• _Input data_:
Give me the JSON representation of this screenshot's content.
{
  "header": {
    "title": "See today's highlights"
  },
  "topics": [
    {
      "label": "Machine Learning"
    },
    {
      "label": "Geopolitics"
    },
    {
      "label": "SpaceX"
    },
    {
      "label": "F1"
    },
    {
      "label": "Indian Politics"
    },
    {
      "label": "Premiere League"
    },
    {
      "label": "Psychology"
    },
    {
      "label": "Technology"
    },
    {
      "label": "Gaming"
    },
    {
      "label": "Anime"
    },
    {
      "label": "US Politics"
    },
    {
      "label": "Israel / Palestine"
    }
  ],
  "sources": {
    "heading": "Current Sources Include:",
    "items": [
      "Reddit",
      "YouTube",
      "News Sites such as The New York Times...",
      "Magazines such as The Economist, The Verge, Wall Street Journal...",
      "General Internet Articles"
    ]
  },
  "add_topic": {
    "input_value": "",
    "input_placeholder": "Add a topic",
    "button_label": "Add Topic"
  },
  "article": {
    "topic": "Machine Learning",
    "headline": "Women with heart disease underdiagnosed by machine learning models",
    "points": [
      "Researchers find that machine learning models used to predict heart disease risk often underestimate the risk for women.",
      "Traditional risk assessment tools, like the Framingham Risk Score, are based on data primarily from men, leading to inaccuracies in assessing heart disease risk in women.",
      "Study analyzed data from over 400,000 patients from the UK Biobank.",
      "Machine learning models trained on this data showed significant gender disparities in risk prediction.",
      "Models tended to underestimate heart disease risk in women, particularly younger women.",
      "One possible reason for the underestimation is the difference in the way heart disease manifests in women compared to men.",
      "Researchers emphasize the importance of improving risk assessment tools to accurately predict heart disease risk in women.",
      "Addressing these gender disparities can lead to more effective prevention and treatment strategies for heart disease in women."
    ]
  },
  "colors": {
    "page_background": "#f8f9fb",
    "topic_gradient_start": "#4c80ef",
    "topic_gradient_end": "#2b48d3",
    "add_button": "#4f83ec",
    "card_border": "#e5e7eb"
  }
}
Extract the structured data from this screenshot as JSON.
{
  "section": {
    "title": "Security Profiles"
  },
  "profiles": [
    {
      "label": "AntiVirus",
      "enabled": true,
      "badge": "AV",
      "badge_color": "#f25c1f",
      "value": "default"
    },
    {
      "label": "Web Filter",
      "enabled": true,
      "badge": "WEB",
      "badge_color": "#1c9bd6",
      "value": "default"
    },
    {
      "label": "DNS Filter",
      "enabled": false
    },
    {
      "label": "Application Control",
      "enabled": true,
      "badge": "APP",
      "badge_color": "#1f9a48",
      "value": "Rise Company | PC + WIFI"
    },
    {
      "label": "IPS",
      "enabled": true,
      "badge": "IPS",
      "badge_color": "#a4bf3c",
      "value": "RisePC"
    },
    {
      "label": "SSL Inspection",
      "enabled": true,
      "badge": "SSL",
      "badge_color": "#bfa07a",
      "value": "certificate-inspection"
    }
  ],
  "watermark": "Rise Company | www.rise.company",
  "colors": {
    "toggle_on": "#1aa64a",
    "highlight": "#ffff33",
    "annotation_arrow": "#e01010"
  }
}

• _Directions for this task_:
Give the data back exactly as it stands.

• _Your solution_:
Give me the JSON representation of this screenshot's content.
{
  "header": {
    "title": "See today's highlights"
  },
  "topics": [
    {
      "label": "Machine Learning"
    },
    {
      "label": "Geopolitics"
    },
    {
      "label": "SpaceX"
    },
    {
      "label": "F1"
    },
    {
      "label": "Indian Politics"
    },
    {
      "label": "Premiere League"
    },
    {
      "label": "Psychology"
    },
    {
      "label": "Technology"
    },
    {
      "label": "Gaming"
    },
    {
      "label": "Anime"
    },
    {
      "label": "US Politics"
    },
    {
      "label": "Israel / Palestine"
    }
  ],
  "sources": {
    "heading": "Current Sources Include:",
    "items": [
      "Reddit",
      "YouTube",
      "News Sites such as The New York Times...",
      "Magazines such as The Economist, The Verge, Wall Street Journal...",
      "General Internet Articles"
    ]
  },
  "add_topic": {
    "input_value": "",
    "input_placeholder": "Add a topic",
    "button_label": "Add Topic"
  },
  "article": {
    "topic": "Machine Learning",
    "headline": "Women with heart disease underdiagnosed by machine learning models",
    "points": [
      "Researchers find that machine learning models used to predict heart disease risk often underestimate the risk for women.",
      "Traditional risk assessment tools, like the Framingham Risk Score, are based on data primarily from men, leading to inaccuracies in assessing heart disease risk in women.",
      "Study analyzed data from over 400,000 patients from the UK Biobank.",
      "Machine learning models trained on this data showed significant gender disparities in risk prediction.",
      "Models tended to underestimate heart disease risk in women, particularly younger women.",
      "One possible reason for the underestimation is the difference in the way heart disease manifests in women compared to men.",
      "Researchers emphasize the importance of improving risk assessment tools to accurately predict heart disease risk in women.",
      "Addressing these gender disparities can lead to more effective prevention and treatment strategies for heart disease in women."
    ]
  },
  "colors": {
    "page_background": "#f8f9fb",
    "topic_gradient_start": "#4c80ef",
    "topic_gradient_end": "#2b48d3",
    "add_button": "#4f83ec",
    "card_border": "#e5e7eb"
  }
}
Extract the structured data from this screenshot as JSON.
{
  "section": {
    "title": "Security Profiles"
  },
  "profiles": [
    {
      "label": "AntiVirus",
      "enabled": true,
      "badge": "AV",
      "badge_color": "#f25c1f",
      "value": "default"
    },
    {
      "label": "Web Filter",
      "enabled": true,
      "badge": "WEB",
      "badge_color": "#1c9bd6",
      "value": "default"
    },
    {
      "label": "DNS Filter",
      "enabled": false
    },
    {
      "label": "Application Control",
      "enabled": true,
      "badge": "APP",
      "badge_color": "#1f9a48",
      "value": "Rise Company | PC + WIFI"
    },
    {
      "label": "IPS",
      "enabled": true,
      "badge": "IPS",
      "badge_color": "#a4bf3c",
      "value": "RisePC"
    },
    {
      "label": "SSL Inspection",
      "enabled": true,
      "badge": "SSL",
      "badge_color": "#bfa07a",
      "value": "certificate-inspection"
    }
  ],
  "watermark": "Rise Company | www.rise.company",
  "colors": {
    "toggle_on": "#1aa64a",
    "highlight": "#ffff33",
    "annotation_arrow": "#e01010"
  }
}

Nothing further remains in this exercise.